(Data entries)

------------------------------------

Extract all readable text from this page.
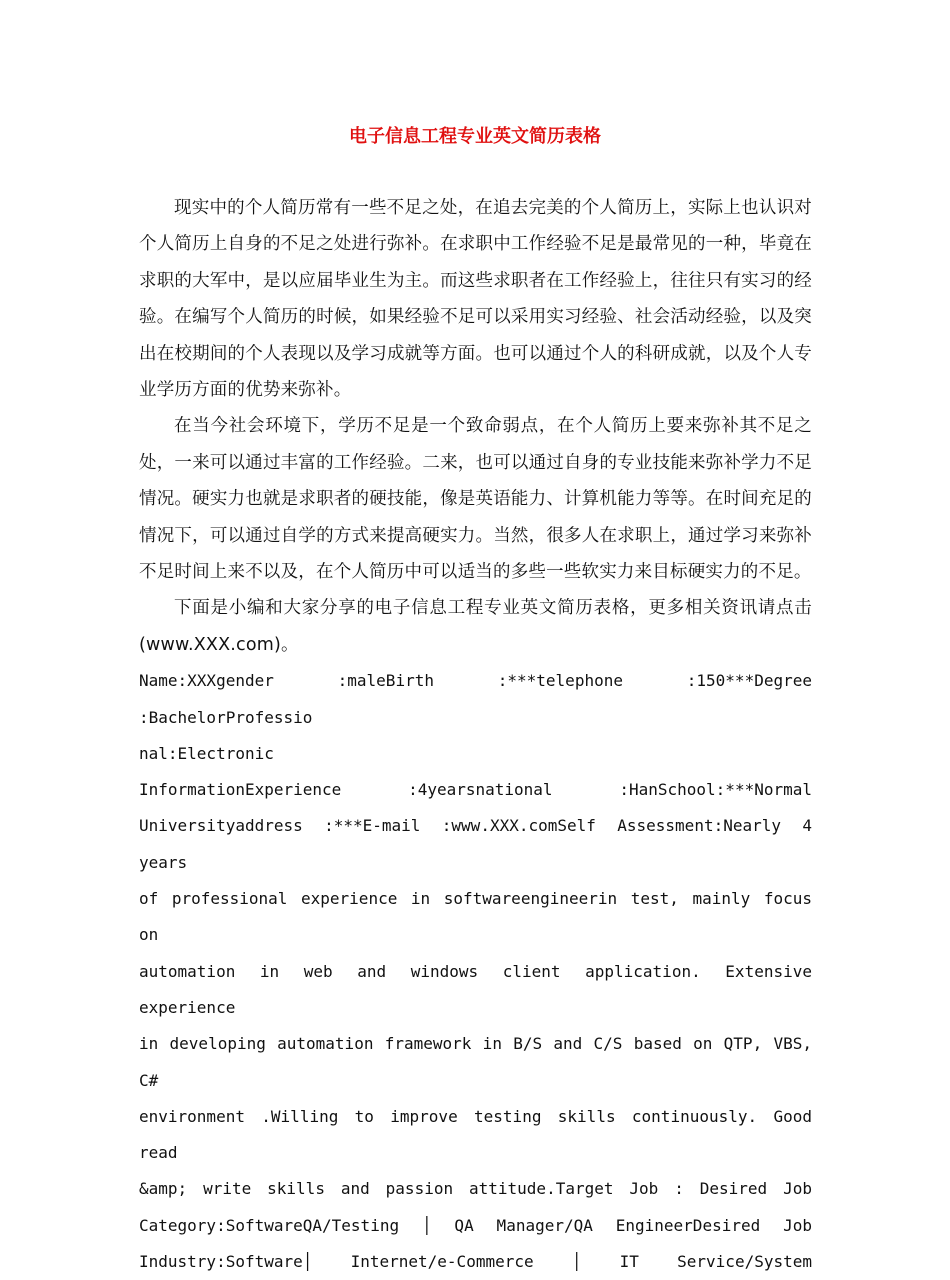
电子信息工程专业英文简历表格

现实中的个人简历常有一些不足之处，在追去完美的个人简历上，实际上也认识对个人简历上自身的不足之处进行弥补。在求职中工作经验不足是最常见的一种，毕竟在求职的大军中，是以应届毕业生为主。而这些求职者在工作经验上，往往只有实习的经验。在编写个人简历的时候，如果经验不足可以采用实习经验、社会活动经验，以及突出在校期间的个人表现以及学习成就等方面。也可以通过个人的科研成就，以及个人专业学历方面的优势来弥补。

在当今社会环境下，学历不足是一个致命弱点，在个人简历上要来弥补其不足之处，一来可以通过丰富的工作经验。二来，也可以通过自身的专业技能来弥补学力不足情况。硬实力也就是求职者的硬技能，像是英语能力、计算机能力等等。在时间充足的情况下，可以通过自学的方式来提高硬实力。当然，很多人在求职上，通过学习来弥补不足时间上来不以及，在个人简历中可以适当的多些一些软实力来目标硬实力的不足。

下面是小编和大家分享的电子信息工程专业英文简历表格，更多相关资讯请点击(www.XXX.com)。

Name:XXXgender :maleBirth :***telephone :150***Degree :BachelorProfessio

nal:Electronic

InformationExperience :4yearsnational :HanSchool:***Normal

Universityaddress :***E-mail :www.XXX.comSelf Assessment:Nearly 4 years

of professional experience in softwareengineerin test, mainly focus on

automation in web and windows client application. Extensive experience

in developing automation framework in B/S and C/S based on QTP, VBS, C#

environment .Willing to improve testing skills continuously. Good read

&amp; write skills and passion attitude.Target Job : Desired Job

Category:SoftwareQA/Testing │ QA Manager/QA EngineerDesired Job

Industry:Software│ Internet/e-Commerce │ IT Service/System
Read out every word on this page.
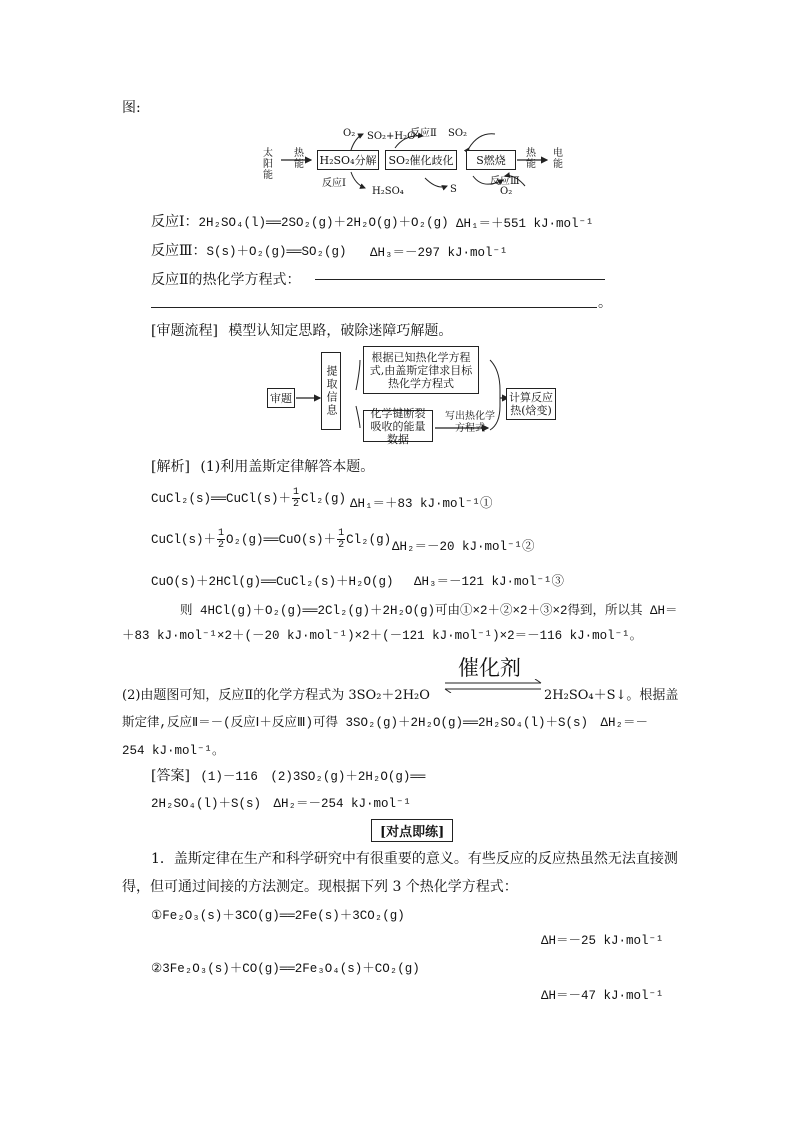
图:
太阳能
热能 H₂SO₄分解	SO₂催化歧化	S燃烧
热能
电能
O₂ SO₂+H₂O
反应Ⅱ SO₂
反应Ⅰ
H₂SO₄	S
反应Ⅲ
O₂
反应Ⅰ：2H₂SO₄(l)══2SO₂(g)＋2H₂O(g)＋O₂(g) ΔH₁＝＋551 kJ·mol⁻¹
反应Ⅲ：S(s)＋O₂(g)══SO₂(g) ΔH₃＝－297 kJ·mol⁻¹
反应Ⅱ的热化学方程式：
。
[审题流程] 模型认知定思路，破除迷障巧解题。
审题	提取信息
根据已知热化学方程式,由盖斯定律求目标热化学方程式
化学键断裂吸收的能量数据
写出热化学方程式
计算反应热(焓变)
[解析] (1)利用盖斯定律解答本题。
CuCl₂(s)══CuCl(s)＋ $\frac{1}{2} Cl_2(g)$ ΔH₁＝＋83 kJ·mol⁻¹①
CuCl(s)＋ $\frac{1}{2}$ O₂(g)══CuO(s)＋ $\frac{1}{2} Cl_2(g)$
ΔH₂＝－20 kJ·mol⁻¹②
CuO(s)＋2HCl(g)══CuCl₂(s)＋H₂O(g) ΔH₃＝－121 kJ·mol⁻¹③
则 4HCl(g)＋O₂(g)══2Cl₂(g)＋2H₂O(g)可由①×2＋②×2＋③×2得到，所以其 ΔH＝
＋83 kJ·mol⁻¹×2＋(－20 kJ·mol⁻¹)×2＋(－121 kJ·mol⁻¹)×2＝－116 kJ·mol⁻¹。
(2)由题图可知，反应Ⅱ的化学方程式为 3SO₂＋2H₂O
催化剂
2H₂SO₄＋S↓。根据盖
斯定律,反应Ⅱ＝－(反应Ⅰ＋反应Ⅲ)可得 3SO₂(g)＋2H₂O(g)══2H₂SO₄(l)＋S(s)　ΔH₂＝－
254 kJ·mol⁻¹。
[答案] (1)－116　(2)3SO₂(g)＋2H₂O(g)══
2H₂SO₄(l)＋S(s)　ΔH₂＝－254 kJ·mol⁻¹
[对点即练]
1．盖斯定律在生产和科学研究中有很重要的意义。有些反应的反应热虽然无法直接测
得，但可通过间接的方法测定。现根据下列 3 个热化学方程式：
①Fe₂O₃(s)＋3CO(g)══2Fe(s)＋3CO₂(g)
ΔH＝－25 kJ·mol⁻¹
②3Fe₂O₃(s)＋CO(g)══2Fe₃O₄(s)＋CO₂(g)
ΔH＝－47 kJ·mol⁻¹
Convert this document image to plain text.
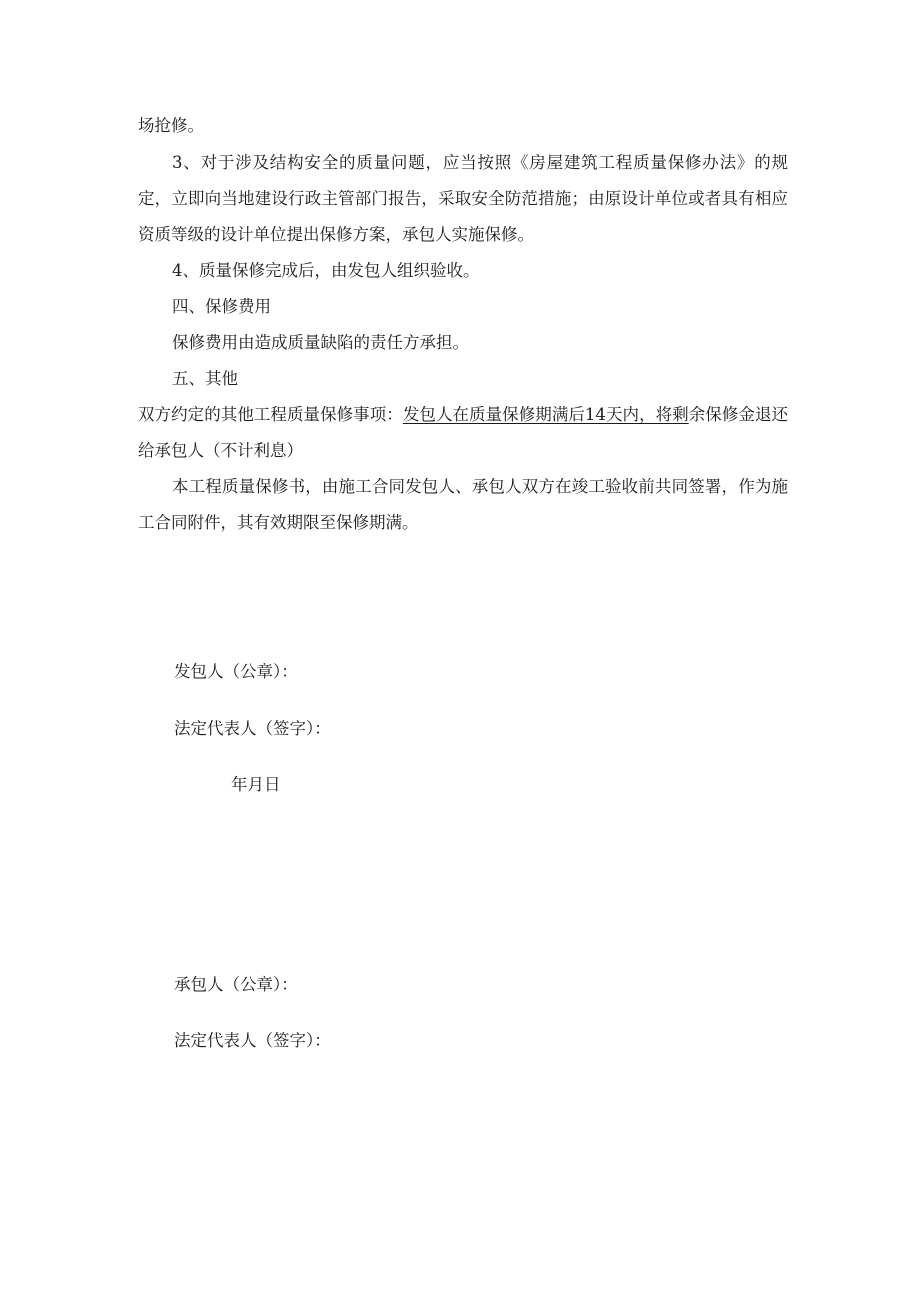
场抢修。

3、对于涉及结构安全的质量问题，应当按照《房屋建筑工程质量保修办法》的规定，立即向当地建设行政主管部门报告，采取安全防范措施；由原设计单位或者具有相应资质等级的设计单位提出保修方案，承包人实施保修。

4、质量保修完成后，由发包人组织验收。

四、保修费用

保修费用由造成质量缺陷的责任方承担。

五、其他

双方约定的其他工程质量保修事项：发包人在质量保修期满后14天内，将剩余保修金退还给承包人（不计利息）

本工程质量保修书，由施工合同发包人、承包人双方在竣工验收前共同签署，作为施工合同附件，其有效期限至保修期满。

发包人（公章）：

法定代表人（签字）：

年月日

承包人（公章）：

法定代表人（签字）：
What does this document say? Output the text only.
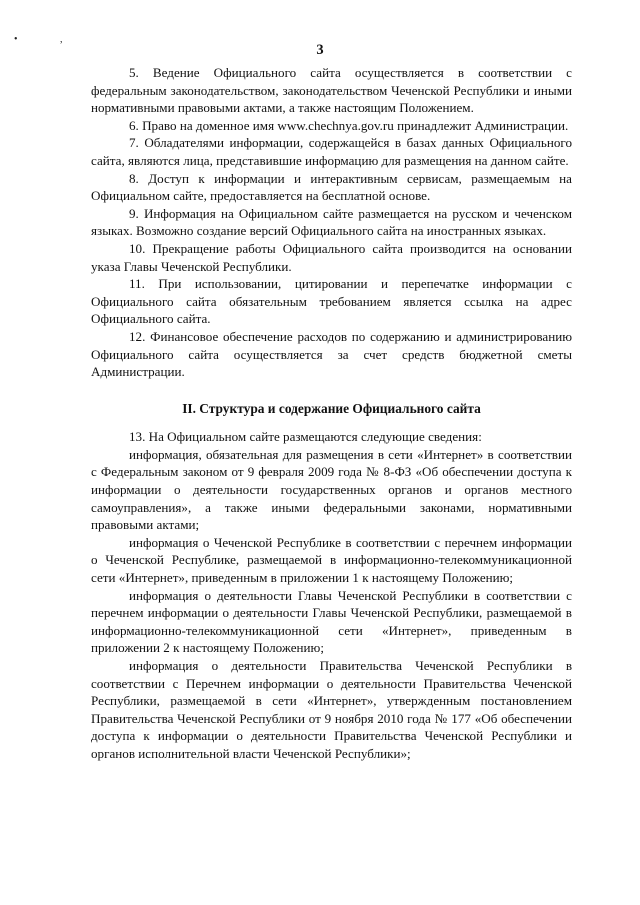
• ,
3

5. Ведение Официального сайта осуществляется в соответствии с федеральным законодательством, законодательством Чеченской Республики и иными нормативными правовыми актами, а также настоящим Положением.

6. Право на доменное имя www.chechnya.gov.ru принадлежит Администрации.

7. Обладателями информации, содержащейся в базах данных Официального сайта, являются лица, представившие информацию для размещения на данном сайте.

8. Доступ к информации и интерактивным сервисам, размещаемым на Официальном сайте, предоставляется на бесплатной основе.

9. Информация на Официальном сайте размещается на русском и чеченском языках. Возможно создание версий Официального сайта на иностранных языках.

10. Прекращение работы Официального сайта производится на основании указа Главы Чеченской Республики.

11. При использовании, цитировании и перепечатке информации с Официального сайта обязательным требованием является ссылка на адрес Официального сайта.

12. Финансовое обеспечение расходов по содержанию и администрированию Официального сайта осуществляется за счет средств бюджетной сметы Администрации.

II. Структура и содержание Официального сайта

13. На Официальном сайте размещаются следующие сведения:

информация, обязательная для размещения в сети «Интернет» в соответствии с Федеральным законом от 9 февраля 2009 года № 8-ФЗ «Об обеспечении доступа к информации о деятельности государственных органов и органов местного самоуправления», а также иными федеральными законами, нормативными правовыми актами;

информация о Чеченской Республике в соответствии с перечнем информации о Чеченской Республике, размещаемой в информационно-телекоммуникационной сети «Интернет», приведенным в приложении 1 к настоящему Положению;

информация о деятельности Главы Чеченской Республики в соответствии с перечнем информации о деятельности Главы Чеченской Республики, размещаемой в информационно-телекоммуникационной сети «Интернет», приведенным в приложении 2 к настоящему Положению;

информация о деятельности Правительства Чеченской Республики в соответствии с Перечнем информации о деятельности Правительства Чеченской Республики, размещаемой в сети «Интернет», утвержденным постановлением Правительства Чеченской Республики от 9 ноября 2010 года № 177 «Об обеспечении доступа к информации о деятельности Правительства Чеченской Республики и органов исполнительной власти Чеченской Республики»;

------------------------------------

From the records given above, reproduce all text exactly and exclude each picture.

Extract all readable text from this page.
电子信息工程专业英文简历表格

现实中的个人简历常有一些不足之处，在追去完美的个人简历上，实际上也认识对个人简历上自身的不足之处进行弥补。在求职中工作经验不足是最常见的一种，毕竟在求职的大军中，是以应届毕业生为主。而这些求职者在工作经验上，往往只有实习的经验。在编写个人简历的时候，如果经验不足可以采用实习经验、社会活动经验，以及突出在校期间的个人表现以及学习成就等方面。也可以通过个人的科研成就，以及个人专业学历方面的优势来弥补。

在当今社会环境下，学历不足是一个致命弱点，在个人简历上要来弥补其不足之处，一来可以通过丰富的工作经验。二来，也可以通过自身的专业技能来弥补学力不足情况。硬实力也就是求职者的硬技能，像是英语能力、计算机能力等等。在时间充足的情况下，可以通过自学的方式来提高硬实力。当然，很多人在求职上，通过学习来弥补不足时间上来不以及，在个人简历中可以适当的多些一些软实力来目标硬实力的不足。

下面是小编和大家分享的电子信息工程专业英文简历表格，更多相关资讯请点击(www.XXX.com)。

Name:XXXgender :maleBirth :***telephone :150***Degree :BachelorProfessio

nal:Electronic

InformationExperience :4yearsnational :HanSchool:***Normal

Universityaddress :***E-mail :www.XXX.comSelf Assessment:Nearly 4 years

of professional experience in softwareengineerin test, mainly focus on

automation in web and windows client application. Extensive experience

in developing automation framework in B/S and C/S based on QTP, VBS, C#

environment .Willing to improve testing skills continuously. Good read

&amp; write skills and passion attitude.Target Job : Desired Job

Category:SoftwareQA/Testing │ QA Manager/QA EngineerDesired Job

Industry:Software│ Internet/e-Commerce │ IT Service/System
Read out every word on this page.
图:
太阳能
热能 H₂SO₄分解	SO₂催化歧化	S燃烧
热能
电能
O₂ SO₂+H₂O
反应Ⅱ SO₂
反应Ⅰ
H₂SO₄	S
反应Ⅲ
O₂
反应Ⅰ：2H₂SO₄(l)══2SO₂(g)＋2H₂O(g)＋O₂(g) ΔH₁＝＋551 kJ·mol⁻¹
反应Ⅲ：S(s)＋O₂(g)══SO₂(g) ΔH₃＝－297 kJ·mol⁻¹
反应Ⅱ的热化学方程式：
。
[审题流程] 模型认知定思路，破除迷障巧解题。
审题	提取信息
根据已知热化学方程式,由盖斯定律求目标热化学方程式
化学键断裂吸收的能量数据
写出热化学方程式
计算反应热(焓变)
[解析] (1)利用盖斯定律解答本题。
CuCl₂(s)══CuCl(s)＋ $\frac{1}{2} Cl_2(g)$ ΔH₁＝＋83 kJ·mol⁻¹①
CuCl(s)＋ $\frac{1}{2}$ O₂(g)══CuO(s)＋ $\frac{1}{2} Cl_2(g)$
ΔH₂＝－20 kJ·mol⁻¹②
CuO(s)＋2HCl(g)══CuCl₂(s)＋H₂O(g) ΔH₃＝－121 kJ·mol⁻¹③
则 4HCl(g)＋O₂(g)══2Cl₂(g)＋2H₂O(g)可由①×2＋②×2＋③×2得到，所以其 ΔH＝
＋83 kJ·mol⁻¹×2＋(－20 kJ·mol⁻¹)×2＋(－121 kJ·mol⁻¹)×2＝－116 kJ·mol⁻¹。
(2)由题图可知，反应Ⅱ的化学方程式为 3SO₂＋2H₂O
催化剂
2H₂SO₄＋S↓。根据盖
斯定律,反应Ⅱ＝－(反应Ⅰ＋反应Ⅲ)可得 3SO₂(g)＋2H₂O(g)══2H₂SO₄(l)＋S(s)　ΔH₂＝－
254 kJ·mol⁻¹。
[答案] (1)－116　(2)3SO₂(g)＋2H₂O(g)══
2H₂SO₄(l)＋S(s)　ΔH₂＝－254 kJ·mol⁻¹
[对点即练]
1．盖斯定律在生产和科学研究中有很重要的意义。有些反应的反应热虽然无法直接测
得，但可通过间接的方法测定。现根据下列 3 个热化学方程式：
①Fe₂O₃(s)＋3CO(g)══2Fe(s)＋3CO₂(g)
ΔH＝－25 kJ·mol⁻¹
②3Fe₂O₃(s)＋CO(g)══2Fe₃O₄(s)＋CO₂(g)
ΔH＝－47 kJ·mol⁻¹
Convert this document image to plain text.
场抢修。

3、对于涉及结构安全的质量问题，应当按照《房屋建筑工程质量保修办法》的规定，立即向当地建设行政主管部门报告，采取安全防范措施；由原设计单位或者具有相应资质等级的设计单位提出保修方案，承包人实施保修。

4、质量保修完成后，由发包人组织验收。

四、保修费用

保修费用由造成质量缺陷的责任方承担。

五、其他

双方约定的其他工程质量保修事项：发包人在质量保修期满后14天内，将剩余保修金退还给承包人（不计利息）

本工程质量保修书，由施工合同发包人、承包人双方在竣工验收前共同签署，作为施工合同附件，其有效期限至保修期满。

发包人（公章）：

法定代表人（签字）：

年月日

承包人（公章）：

法定代表人（签字）：
What does this document say? Output the text only.
• ,
3

5. Ведение Официального сайта осуществляется в соответствии с федеральным законодательством, законодательством Чеченской Республики и иными нормативными правовыми актами, а также настоящим Положением.

6. Право на доменное имя www.chechnya.gov.ru принадлежит Администрации.

7. Обладателями информации, содержащейся в базах данных Официального сайта, являются лица, представившие информацию для размещения на данном сайте.

8. Доступ к информации и интерактивным сервисам, размещаемым на Официальном сайте, предоставляется на бесплатной основе.

9. Информация на Официальном сайте размещается на русском и чеченском языках. Возможно создание версий Официального сайта на иностранных языках.

10. Прекращение работы Официального сайта производится на основании указа Главы Чеченской Республики.

11. При использовании, цитировании и перепечатке информации с Официального сайта обязательным требованием является ссылка на адрес Официального сайта.

12. Финансовое обеспечение расходов по содержанию и администрированию Официального сайта осуществляется за счет средств бюджетной сметы Администрации.

II. Структура и содержание Официального сайта

13. На Официальном сайте размещаются следующие сведения:

информация, обязательная для размещения в сети «Интернет» в соответствии с Федеральным законом от 9 февраля 2009 года № 8-ФЗ «Об обеспечении доступа к информации о деятельности государственных органов и органов местного самоуправления», а также иными федеральными законами, нормативными правовыми актами;

информация о Чеченской Республике в соответствии с перечнем информации о Чеченской Республике, размещаемой в информационно-телекоммуникационной сети «Интернет», приведенным в приложении 1 к настоящему Положению;

информация о деятельности Главы Чеченской Республики в соответствии с перечнем информации о деятельности Главы Чеченской Республики, размещаемой в информационно-телекоммуникационной сети «Интернет», приведенным в приложении 2 к настоящему Положению;

информация о деятельности Правительства Чеченской Республики в соответствии с Перечнем информации о деятельности Правительства Чеченской Республики, размещаемой в сети «Интернет», утвержденным постановлением Правительства Чеченской Республики от 9 ноября 2010 года № 177 «Об обеспечении доступа к информации о деятельности Правительства Чеченской Республики и органов исполнительной власти Чеченской Республики»;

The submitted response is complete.